Required task.
The records underneath are to be repeated exactly, with the pictures left out.

Data shown.

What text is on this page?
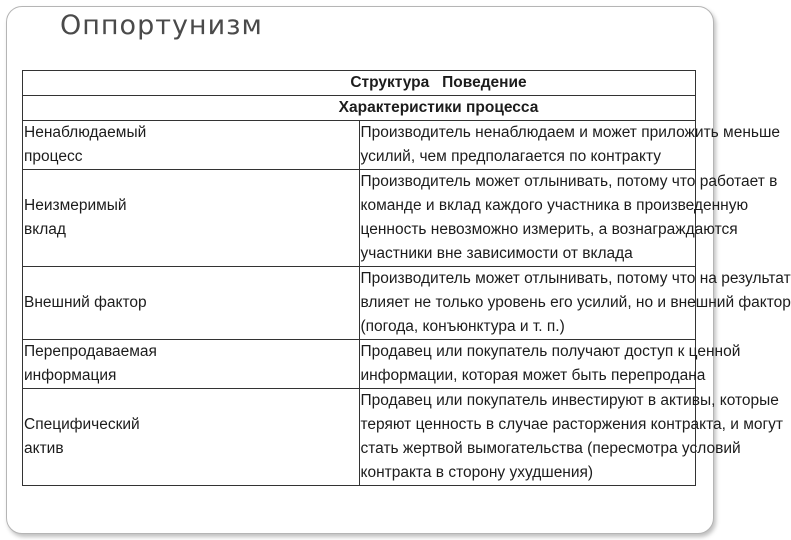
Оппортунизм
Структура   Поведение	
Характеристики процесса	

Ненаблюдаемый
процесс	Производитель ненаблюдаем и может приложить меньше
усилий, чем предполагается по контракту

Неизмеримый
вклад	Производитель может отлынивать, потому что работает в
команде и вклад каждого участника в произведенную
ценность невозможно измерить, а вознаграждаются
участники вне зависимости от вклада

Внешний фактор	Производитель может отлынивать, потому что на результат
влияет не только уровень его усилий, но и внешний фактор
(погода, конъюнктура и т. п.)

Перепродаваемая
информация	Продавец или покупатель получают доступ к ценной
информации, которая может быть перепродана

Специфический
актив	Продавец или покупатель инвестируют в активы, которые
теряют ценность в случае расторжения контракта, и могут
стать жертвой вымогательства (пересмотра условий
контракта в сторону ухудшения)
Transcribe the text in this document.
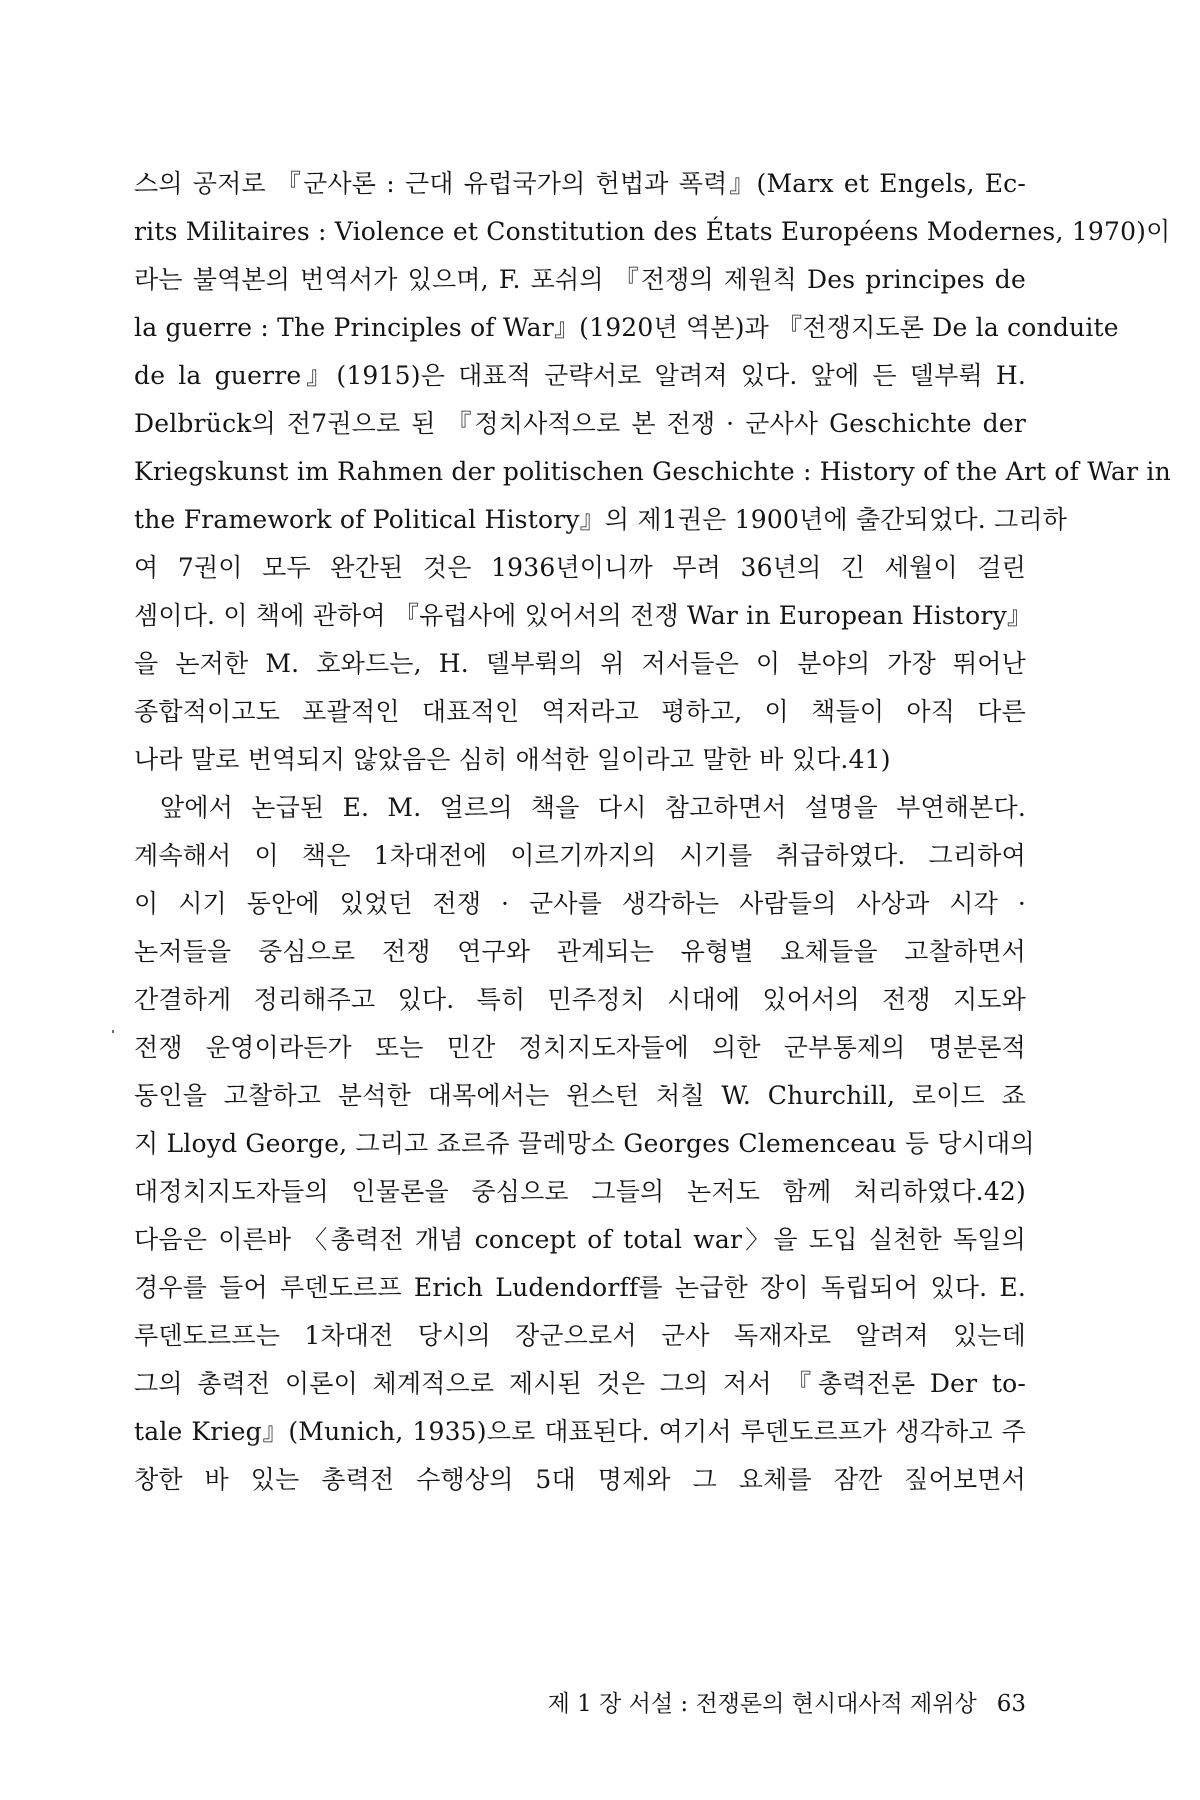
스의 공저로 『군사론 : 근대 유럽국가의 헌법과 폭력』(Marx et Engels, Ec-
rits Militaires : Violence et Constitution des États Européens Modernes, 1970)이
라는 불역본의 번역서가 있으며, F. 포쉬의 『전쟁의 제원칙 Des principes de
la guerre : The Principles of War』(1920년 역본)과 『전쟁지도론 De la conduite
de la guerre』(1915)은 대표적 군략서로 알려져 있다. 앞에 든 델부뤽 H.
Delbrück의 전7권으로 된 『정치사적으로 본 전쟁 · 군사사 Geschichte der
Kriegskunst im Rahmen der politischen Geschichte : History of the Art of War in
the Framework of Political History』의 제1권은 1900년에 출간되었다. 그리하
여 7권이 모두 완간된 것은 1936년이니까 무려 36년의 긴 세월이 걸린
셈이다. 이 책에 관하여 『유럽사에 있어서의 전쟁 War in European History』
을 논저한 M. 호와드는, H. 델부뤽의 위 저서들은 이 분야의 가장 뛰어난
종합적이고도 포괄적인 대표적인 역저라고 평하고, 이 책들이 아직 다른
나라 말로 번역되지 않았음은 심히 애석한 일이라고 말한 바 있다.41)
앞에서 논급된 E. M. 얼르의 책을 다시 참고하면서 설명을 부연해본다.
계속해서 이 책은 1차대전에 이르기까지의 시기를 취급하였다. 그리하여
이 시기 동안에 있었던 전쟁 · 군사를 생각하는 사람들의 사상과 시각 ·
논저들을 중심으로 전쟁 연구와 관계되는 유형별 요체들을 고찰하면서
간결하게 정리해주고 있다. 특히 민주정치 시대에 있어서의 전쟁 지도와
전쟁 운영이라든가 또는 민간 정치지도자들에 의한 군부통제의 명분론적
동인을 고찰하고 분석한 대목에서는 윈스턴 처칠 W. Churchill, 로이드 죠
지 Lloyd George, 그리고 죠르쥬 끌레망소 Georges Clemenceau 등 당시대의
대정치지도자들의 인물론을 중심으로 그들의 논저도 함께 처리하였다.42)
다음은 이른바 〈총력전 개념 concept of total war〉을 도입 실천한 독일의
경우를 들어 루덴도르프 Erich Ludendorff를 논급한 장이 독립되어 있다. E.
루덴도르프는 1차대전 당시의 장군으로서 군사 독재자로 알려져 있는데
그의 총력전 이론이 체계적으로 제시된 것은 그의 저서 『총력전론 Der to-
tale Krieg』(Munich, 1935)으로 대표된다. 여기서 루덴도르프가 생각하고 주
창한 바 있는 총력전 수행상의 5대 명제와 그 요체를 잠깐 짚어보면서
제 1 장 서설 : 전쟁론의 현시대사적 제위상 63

Expected output.
What text is on this page?
Оппортунизм
Структура   Поведение	
Характеристики процесса	

Ненаблюдаемый
процесс	Производитель ненаблюдаем и может приложить меньше
усилий, чем предполагается по контракту

Неизмеримый
вклад	Производитель может отлынивать, потому что работает в
команде и вклад каждого участника в произведенную
ценность невозможно измерить, а вознаграждаются
участники вне зависимости от вклада

Внешний фактор	Производитель может отлынивать, потому что на результат
влияет не только уровень его усилий, но и внешний фактор
(погода, конъюнктура и т. п.)

Перепродаваемая
информация	Продавец или покупатель получают доступ к ценной
информации, которая может быть перепродана

Специфический
актив	Продавец или покупатель инвестируют в активы, которые
теряют ценность в случае расторжения контракта, и могут
стать жертвой вымогательства (пересмотра условий
контракта в сторону ухудшения)
Transcribe the text in this document.
스의 공저로 『군사론 : 근대 유럽국가의 헌법과 폭력』(Marx et Engels, Ec-
rits Militaires : Violence et Constitution des États Européens Modernes, 1970)이
라는 불역본의 번역서가 있으며, F. 포쉬의 『전쟁의 제원칙 Des principes de
la guerre : The Principles of War』(1920년 역본)과 『전쟁지도론 De la conduite
de la guerre』(1915)은 대표적 군략서로 알려져 있다. 앞에 든 델부뤽 H.
Delbrück의 전7권으로 된 『정치사적으로 본 전쟁 · 군사사 Geschichte der
Kriegskunst im Rahmen der politischen Geschichte : History of the Art of War in
the Framework of Political History』의 제1권은 1900년에 출간되었다. 그리하
여 7권이 모두 완간된 것은 1936년이니까 무려 36년의 긴 세월이 걸린
셈이다. 이 책에 관하여 『유럽사에 있어서의 전쟁 War in European History』
을 논저한 M. 호와드는, H. 델부뤽의 위 저서들은 이 분야의 가장 뛰어난
종합적이고도 포괄적인 대표적인 역저라고 평하고, 이 책들이 아직 다른
나라 말로 번역되지 않았음은 심히 애석한 일이라고 말한 바 있다.41)
앞에서 논급된 E. M. 얼르의 책을 다시 참고하면서 설명을 부연해본다.
계속해서 이 책은 1차대전에 이르기까지의 시기를 취급하였다. 그리하여
이 시기 동안에 있었던 전쟁 · 군사를 생각하는 사람들의 사상과 시각 ·
논저들을 중심으로 전쟁 연구와 관계되는 유형별 요체들을 고찰하면서
간결하게 정리해주고 있다. 특히 민주정치 시대에 있어서의 전쟁 지도와
전쟁 운영이라든가 또는 민간 정치지도자들에 의한 군부통제의 명분론적
동인을 고찰하고 분석한 대목에서는 윈스턴 처칠 W. Churchill, 로이드 죠
지 Lloyd George, 그리고 죠르쥬 끌레망소 Georges Clemenceau 등 당시대의
대정치지도자들의 인물론을 중심으로 그들의 논저도 함께 처리하였다.42)
다음은 이른바 〈총력전 개념 concept of total war〉을 도입 실천한 독일의
경우를 들어 루덴도르프 Erich Ludendorff를 논급한 장이 독립되어 있다. E.
루덴도르프는 1차대전 당시의 장군으로서 군사 독재자로 알려져 있는데
그의 총력전 이론이 체계적으로 제시된 것은 그의 저서 『총력전론 Der to-
tale Krieg』(Munich, 1935)으로 대표된다. 여기서 루덴도르프가 생각하고 주
창한 바 있는 총력전 수행상의 5대 명제와 그 요체를 잠깐 짚어보면서
제 1 장 서설 : 전쟁론의 현시대사적 제위상 63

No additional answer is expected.